▶ _Dataset extract_:
· · ·

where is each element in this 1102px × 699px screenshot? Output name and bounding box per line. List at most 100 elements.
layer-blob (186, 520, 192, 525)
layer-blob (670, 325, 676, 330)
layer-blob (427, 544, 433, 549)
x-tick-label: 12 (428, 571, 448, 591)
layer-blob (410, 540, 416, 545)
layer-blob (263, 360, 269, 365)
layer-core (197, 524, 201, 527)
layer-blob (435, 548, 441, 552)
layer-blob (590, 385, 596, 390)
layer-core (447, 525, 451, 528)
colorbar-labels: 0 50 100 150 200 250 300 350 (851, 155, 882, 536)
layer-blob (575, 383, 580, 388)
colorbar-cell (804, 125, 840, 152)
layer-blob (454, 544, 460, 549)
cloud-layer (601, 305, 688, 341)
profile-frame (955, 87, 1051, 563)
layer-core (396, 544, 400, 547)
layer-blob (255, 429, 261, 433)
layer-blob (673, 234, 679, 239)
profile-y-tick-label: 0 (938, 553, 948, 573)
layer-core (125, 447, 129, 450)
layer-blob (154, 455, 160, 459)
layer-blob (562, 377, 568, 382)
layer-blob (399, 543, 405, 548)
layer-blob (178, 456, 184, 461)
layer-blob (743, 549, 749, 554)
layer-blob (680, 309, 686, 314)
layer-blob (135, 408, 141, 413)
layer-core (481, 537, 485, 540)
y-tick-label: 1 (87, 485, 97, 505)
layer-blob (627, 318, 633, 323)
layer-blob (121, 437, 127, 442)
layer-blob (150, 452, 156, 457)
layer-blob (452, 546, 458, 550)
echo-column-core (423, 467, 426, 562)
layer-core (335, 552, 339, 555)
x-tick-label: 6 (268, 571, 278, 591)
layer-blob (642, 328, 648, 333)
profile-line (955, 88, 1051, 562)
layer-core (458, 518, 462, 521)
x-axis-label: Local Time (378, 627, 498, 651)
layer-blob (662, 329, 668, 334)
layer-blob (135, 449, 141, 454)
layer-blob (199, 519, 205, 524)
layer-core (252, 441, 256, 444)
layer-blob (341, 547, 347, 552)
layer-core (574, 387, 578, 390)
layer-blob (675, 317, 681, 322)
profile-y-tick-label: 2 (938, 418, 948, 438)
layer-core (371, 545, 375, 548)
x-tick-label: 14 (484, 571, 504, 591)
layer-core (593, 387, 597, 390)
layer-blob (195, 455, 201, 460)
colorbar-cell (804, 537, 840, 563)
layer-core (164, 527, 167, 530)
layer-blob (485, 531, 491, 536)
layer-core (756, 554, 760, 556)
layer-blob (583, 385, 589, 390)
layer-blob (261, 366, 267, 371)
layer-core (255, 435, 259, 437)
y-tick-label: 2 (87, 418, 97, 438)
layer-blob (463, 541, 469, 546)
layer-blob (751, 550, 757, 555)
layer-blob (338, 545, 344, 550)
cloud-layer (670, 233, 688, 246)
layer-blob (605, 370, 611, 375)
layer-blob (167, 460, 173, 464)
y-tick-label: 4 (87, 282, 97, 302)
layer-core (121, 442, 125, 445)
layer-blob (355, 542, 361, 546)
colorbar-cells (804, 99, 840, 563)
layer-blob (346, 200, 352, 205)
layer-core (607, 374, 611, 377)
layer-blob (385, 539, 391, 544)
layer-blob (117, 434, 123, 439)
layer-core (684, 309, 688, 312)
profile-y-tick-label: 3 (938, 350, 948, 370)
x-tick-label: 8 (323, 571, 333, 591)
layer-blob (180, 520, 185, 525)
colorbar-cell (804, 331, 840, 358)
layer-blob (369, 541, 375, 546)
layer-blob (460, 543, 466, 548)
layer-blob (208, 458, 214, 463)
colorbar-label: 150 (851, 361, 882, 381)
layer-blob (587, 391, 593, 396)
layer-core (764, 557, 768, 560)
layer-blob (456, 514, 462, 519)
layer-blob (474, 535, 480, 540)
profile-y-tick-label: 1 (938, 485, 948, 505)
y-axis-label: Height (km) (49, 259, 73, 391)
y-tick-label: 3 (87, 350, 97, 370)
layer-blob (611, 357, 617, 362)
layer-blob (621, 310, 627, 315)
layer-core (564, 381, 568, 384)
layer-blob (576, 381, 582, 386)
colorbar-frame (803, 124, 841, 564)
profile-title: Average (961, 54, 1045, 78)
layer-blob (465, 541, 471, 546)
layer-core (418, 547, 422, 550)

· · ·

Quote every item above word for word.

where is each element in this 1102px × 699px screenshot? Output name and bounding box per line. List at most 100 elements.
layer-blob (186, 520, 192, 525)
layer-blob (670, 325, 676, 330)
layer-blob (427, 544, 433, 549)
x-tick-label: 12 (428, 571, 448, 591)
layer-blob (410, 540, 416, 545)
layer-blob (263, 360, 269, 365)
layer-core (197, 524, 201, 527)
layer-blob (435, 548, 441, 552)
layer-blob (590, 385, 596, 390)
layer-core (447, 525, 451, 528)
colorbar-labels: 0 50 100 150 200 250 300 350 (851, 155, 882, 536)
layer-blob (575, 383, 580, 388)
colorbar-cell (804, 125, 840, 152)
layer-blob (454, 544, 460, 549)
cloud-layer (601, 305, 688, 341)
profile-frame (955, 87, 1051, 563)
layer-core (396, 544, 400, 547)
layer-blob (255, 429, 261, 433)
layer-blob (673, 234, 679, 239)
profile-y-tick-label: 0 (938, 553, 948, 573)
layer-core (125, 447, 129, 450)
layer-blob (154, 455, 160, 459)
layer-blob (562, 377, 568, 382)
layer-blob (399, 543, 405, 548)
layer-blob (178, 456, 184, 461)
layer-blob (743, 549, 749, 554)
layer-blob (680, 309, 686, 314)
layer-blob (135, 408, 141, 413)
layer-core (481, 537, 485, 540)
y-tick-label: 1 (87, 485, 97, 505)
layer-blob (627, 318, 633, 323)
layer-blob (121, 437, 127, 442)
layer-blob (150, 452, 156, 457)
layer-blob (452, 546, 458, 550)
echo-column-core (423, 467, 426, 562)
layer-core (335, 552, 339, 555)
x-tick-label: 6 (268, 571, 278, 591)
layer-blob (642, 328, 648, 333)
profile-line (955, 88, 1051, 562)
layer-core (458, 518, 462, 521)
x-axis-label: Local Time (378, 627, 498, 651)
layer-blob (662, 329, 668, 334)
layer-blob (135, 449, 141, 454)
layer-blob (199, 519, 205, 524)
layer-core (252, 441, 256, 444)
layer-blob (341, 547, 347, 552)
layer-core (574, 387, 578, 390)
layer-blob (675, 317, 681, 322)
profile-y-tick-label: 2 (938, 418, 948, 438)
layer-core (371, 545, 375, 548)
x-tick-label: 14 (484, 571, 504, 591)
layer-core (593, 387, 597, 390)
layer-blob (195, 455, 201, 460)
colorbar-cell (804, 537, 840, 563)
layer-core (164, 527, 167, 530)
layer-blob (485, 531, 491, 536)
layer-core (756, 554, 760, 556)
layer-blob (583, 385, 589, 390)
layer-blob (261, 366, 267, 371)
layer-core (255, 435, 259, 437)
y-tick-label: 2 (87, 418, 97, 438)
layer-blob (463, 541, 469, 546)
layer-blob (751, 550, 757, 555)
layer-blob (338, 545, 344, 550)
cloud-layer (670, 233, 688, 246)
layer-blob (605, 370, 611, 375)
layer-blob (167, 460, 173, 464)
y-tick-label: 4 (87, 282, 97, 302)
layer-core (121, 442, 125, 445)
layer-blob (355, 542, 361, 546)
colorbar-cells (804, 99, 840, 563)
layer-blob (346, 200, 352, 205)
layer-core (607, 374, 611, 377)
layer-blob (385, 539, 391, 544)
layer-blob (117, 434, 123, 439)
layer-core (684, 309, 688, 312)
profile-y-tick-label: 3 (938, 350, 948, 370)
x-tick-label: 8 (323, 571, 333, 591)
layer-blob (180, 520, 185, 525)
colorbar-cell (804, 331, 840, 358)
layer-blob (369, 541, 375, 546)
layer-blob (460, 543, 466, 548)
layer-blob (208, 458, 214, 463)
colorbar-label: 150 (851, 361, 882, 381)
layer-blob (587, 391, 593, 396)
layer-core (764, 557, 768, 560)
layer-blob (456, 514, 462, 519)
layer-blob (474, 535, 480, 540)
profile-y-tick-label: 1 (938, 485, 948, 505)
y-axis-label: Height (km) (49, 259, 73, 391)
y-tick-label: 3 (87, 350, 97, 370)
layer-blob (611, 357, 617, 362)
layer-blob (621, 310, 627, 315)
layer-core (564, 381, 568, 384)
layer-blob (576, 381, 582, 386)
colorbar-frame (803, 124, 841, 564)
profile-title: Average (961, 54, 1045, 78)
layer-blob (465, 541, 471, 546)
layer-core (418, 547, 422, 550)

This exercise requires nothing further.